_Description of the task_: Copy each line containing the word "Herrera" from the records that follow, please.

[Data records]
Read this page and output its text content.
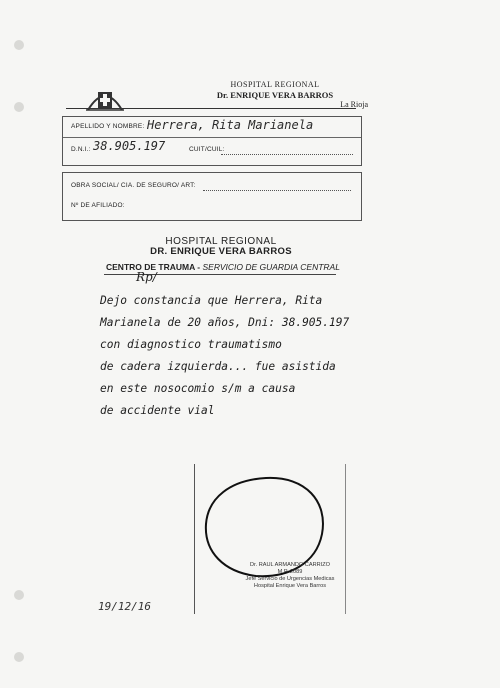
HOSPITAL REGIONAL
Dr. ENRIQUE VERA BARROS
La Rioja
APELLIDO Y NOMBRE: Herrera, Rita Marianela
D.N.I.: 38.905.197	CUIT/CUIL:
OBRA SOCIAL/ CIA. DE SEGURO/ ART:
Nº DE AFILIADO:
HOSPITAL REGIONAL
DR. ENRIQUE VERA BARROS
CENTRO DE TRAUMA - SERVICIO DE GUARDIA CENTRAL
Rp/
Dejo constancia que Herrera, Rita
Marianela de 20 años, Dni: 38.905.197
con diagnostico traumatismo
de cadera izquierda... fue asistida
en este nosocomio s/m a causa
de accidente vial
Dr. RAUL ARMANDO CARRIZO
M.P. 2089
Jefe Servicio de Urgencias Medicas
Hospital Enrique Vera Barros
19/12/16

_Solution below_:
APELLIDO Y NOMBRE: Herrera, Rita Marianela
Dejo constancia que Herrera, Rita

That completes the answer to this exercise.